------ Input ------

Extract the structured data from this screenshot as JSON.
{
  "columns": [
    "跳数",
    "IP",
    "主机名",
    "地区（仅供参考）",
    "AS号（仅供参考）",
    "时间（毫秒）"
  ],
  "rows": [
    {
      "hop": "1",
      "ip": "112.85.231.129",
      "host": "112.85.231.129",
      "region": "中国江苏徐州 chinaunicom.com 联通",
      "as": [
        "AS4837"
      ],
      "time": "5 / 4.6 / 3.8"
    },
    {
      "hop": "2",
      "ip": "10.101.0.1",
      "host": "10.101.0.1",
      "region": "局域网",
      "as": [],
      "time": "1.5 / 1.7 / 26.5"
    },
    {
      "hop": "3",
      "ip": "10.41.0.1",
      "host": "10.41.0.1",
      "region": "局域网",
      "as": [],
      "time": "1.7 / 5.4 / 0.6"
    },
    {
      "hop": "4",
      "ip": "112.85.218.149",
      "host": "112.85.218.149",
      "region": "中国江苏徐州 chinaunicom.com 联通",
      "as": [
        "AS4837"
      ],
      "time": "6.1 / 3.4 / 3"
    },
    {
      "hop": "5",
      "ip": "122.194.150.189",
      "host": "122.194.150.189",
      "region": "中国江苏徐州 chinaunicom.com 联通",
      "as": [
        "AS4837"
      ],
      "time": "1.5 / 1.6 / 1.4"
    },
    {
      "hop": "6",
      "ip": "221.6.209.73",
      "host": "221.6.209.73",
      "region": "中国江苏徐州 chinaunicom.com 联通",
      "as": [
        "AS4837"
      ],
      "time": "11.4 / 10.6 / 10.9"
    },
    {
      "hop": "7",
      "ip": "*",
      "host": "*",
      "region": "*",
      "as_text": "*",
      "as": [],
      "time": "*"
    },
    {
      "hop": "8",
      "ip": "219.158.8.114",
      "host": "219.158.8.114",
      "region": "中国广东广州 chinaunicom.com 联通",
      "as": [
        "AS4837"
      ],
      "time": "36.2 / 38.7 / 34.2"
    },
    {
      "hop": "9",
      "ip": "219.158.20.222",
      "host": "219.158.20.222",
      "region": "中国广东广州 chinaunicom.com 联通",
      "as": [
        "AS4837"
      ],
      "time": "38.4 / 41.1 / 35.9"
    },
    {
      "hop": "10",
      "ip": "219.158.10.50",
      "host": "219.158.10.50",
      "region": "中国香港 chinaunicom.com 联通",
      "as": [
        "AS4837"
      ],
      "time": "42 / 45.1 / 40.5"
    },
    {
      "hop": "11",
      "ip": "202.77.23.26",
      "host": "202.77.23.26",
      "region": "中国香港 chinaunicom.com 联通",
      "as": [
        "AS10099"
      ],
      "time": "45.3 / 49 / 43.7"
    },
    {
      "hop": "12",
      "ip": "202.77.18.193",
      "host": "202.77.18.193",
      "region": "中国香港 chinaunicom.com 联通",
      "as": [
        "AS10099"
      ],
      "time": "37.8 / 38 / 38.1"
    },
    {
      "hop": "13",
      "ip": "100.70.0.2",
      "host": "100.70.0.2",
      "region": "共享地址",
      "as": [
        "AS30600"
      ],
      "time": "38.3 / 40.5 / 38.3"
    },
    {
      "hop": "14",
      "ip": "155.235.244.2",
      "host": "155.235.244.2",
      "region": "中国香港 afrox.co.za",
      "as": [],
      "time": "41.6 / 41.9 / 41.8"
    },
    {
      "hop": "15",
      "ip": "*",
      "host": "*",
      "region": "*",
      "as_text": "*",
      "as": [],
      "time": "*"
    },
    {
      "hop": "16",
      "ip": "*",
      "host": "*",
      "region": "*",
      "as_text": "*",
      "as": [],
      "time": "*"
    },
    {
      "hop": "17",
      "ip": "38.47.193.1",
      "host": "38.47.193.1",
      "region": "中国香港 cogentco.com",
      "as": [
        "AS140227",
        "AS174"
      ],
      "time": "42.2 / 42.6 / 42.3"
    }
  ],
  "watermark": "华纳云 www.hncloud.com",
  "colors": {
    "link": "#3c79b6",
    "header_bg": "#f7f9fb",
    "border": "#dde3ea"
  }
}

------

§ Work to be completed
Each record should come back exactly as written.

§ Complete output
Extract the structured data from this screenshot as JSON.
{
  "columns": [
    "跳数",
    "IP",
    "主机名",
    "地区（仅供参考）",
    "AS号（仅供参考）",
    "时间（毫秒）"
  ],
  "rows": [
    {
      "hop": "1",
      "ip": "112.85.231.129",
      "host": "112.85.231.129",
      "region": "中国江苏徐州 chinaunicom.com 联通",
      "as": [
        "AS4837"
      ],
      "time": "5 / 4.6 / 3.8"
    },
    {
      "hop": "2",
      "ip": "10.101.0.1",
      "host": "10.101.0.1",
      "region": "局域网",
      "as": [],
      "time": "1.5 / 1.7 / 26.5"
    },
    {
      "hop": "3",
      "ip": "10.41.0.1",
      "host": "10.41.0.1",
      "region": "局域网",
      "as": [],
      "time": "1.7 / 5.4 / 0.6"
    },
    {
      "hop": "4",
      "ip": "112.85.218.149",
      "host": "112.85.218.149",
      "region": "中国江苏徐州 chinaunicom.com 联通",
      "as": [
        "AS4837"
      ],
      "time": "6.1 / 3.4 / 3"
    },
    {
      "hop": "5",
      "ip": "122.194.150.189",
      "host": "122.194.150.189",
      "region": "中国江苏徐州 chinaunicom.com 联通",
      "as": [
        "AS4837"
      ],
      "time": "1.5 / 1.6 / 1.4"
    },
    {
      "hop": "6",
      "ip": "221.6.209.73",
      "host": "221.6.209.73",
      "region": "中国江苏徐州 chinaunicom.com 联通",
      "as": [
        "AS4837"
      ],
      "time": "11.4 / 10.6 / 10.9"
    },
    {
      "hop": "7",
      "ip": "*",
      "host": "*",
      "region": "*",
      "as_text": "*",
      "as": [],
      "time": "*"
    },
    {
      "hop": "8",
      "ip": "219.158.8.114",
      "host": "219.158.8.114",
      "region": "中国广东广州 chinaunicom.com 联通",
      "as": [
        "AS4837"
      ],
      "time": "36.2 / 38.7 / 34.2"
    },
    {
      "hop": "9",
      "ip": "219.158.20.222",
      "host": "219.158.20.222",
      "region": "中国广东广州 chinaunicom.com 联通",
      "as": [
        "AS4837"
      ],
      "time": "38.4 / 41.1 / 35.9"
    },
    {
      "hop": "10",
      "ip": "219.158.10.50",
      "host": "219.158.10.50",
      "region": "中国香港 chinaunicom.com 联通",
      "as": [
        "AS4837"
      ],
      "time": "42 / 45.1 / 40.5"
    },
    {
      "hop": "11",
      "ip": "202.77.23.26",
      "host": "202.77.23.26",
      "region": "中国香港 chinaunicom.com 联通",
      "as": [
        "AS10099"
      ],
      "time": "45.3 / 49 / 43.7"
    },
    {
      "hop": "12",
      "ip": "202.77.18.193",
      "host": "202.77.18.193",
      "region": "中国香港 chinaunicom.com 联通",
      "as": [
        "AS10099"
      ],
      "time": "37.8 / 38 / 38.1"
    },
    {
      "hop": "13",
      "ip": "100.70.0.2",
      "host": "100.70.0.2",
      "region": "共享地址",
      "as": [
        "AS30600"
      ],
      "time": "38.3 / 40.5 / 38.3"
    },
    {
      "hop": "14",
      "ip": "155.235.244.2",
      "host": "155.235.244.2",
      "region": "中国香港 afrox.co.za",
      "as": [],
      "time": "41.6 / 41.9 / 41.8"
    },
    {
      "hop": "15",
      "ip": "*",
      "host": "*",
      "region": "*",
      "as_text": "*",
      "as": [],
      "time": "*"
    },
    {
      "hop": "16",
      "ip": "*",
      "host": "*",
      "region": "*",
      "as_text": "*",
      "as": [],
      "time": "*"
    },
    {
      "hop": "17",
      "ip": "38.47.193.1",
      "host": "38.47.193.1",
      "region": "中国香港 cogentco.com",
      "as": [
        "AS140227",
        "AS174"
      ],
      "time": "42.2 / 42.6 / 42.3"
    }
  ],
  "watermark": "华纳云 www.hncloud.com",
  "colors": {
    "link": "#3c79b6",
    "header_bg": "#f7f9fb",
    "border": "#dde3ea"
  }
}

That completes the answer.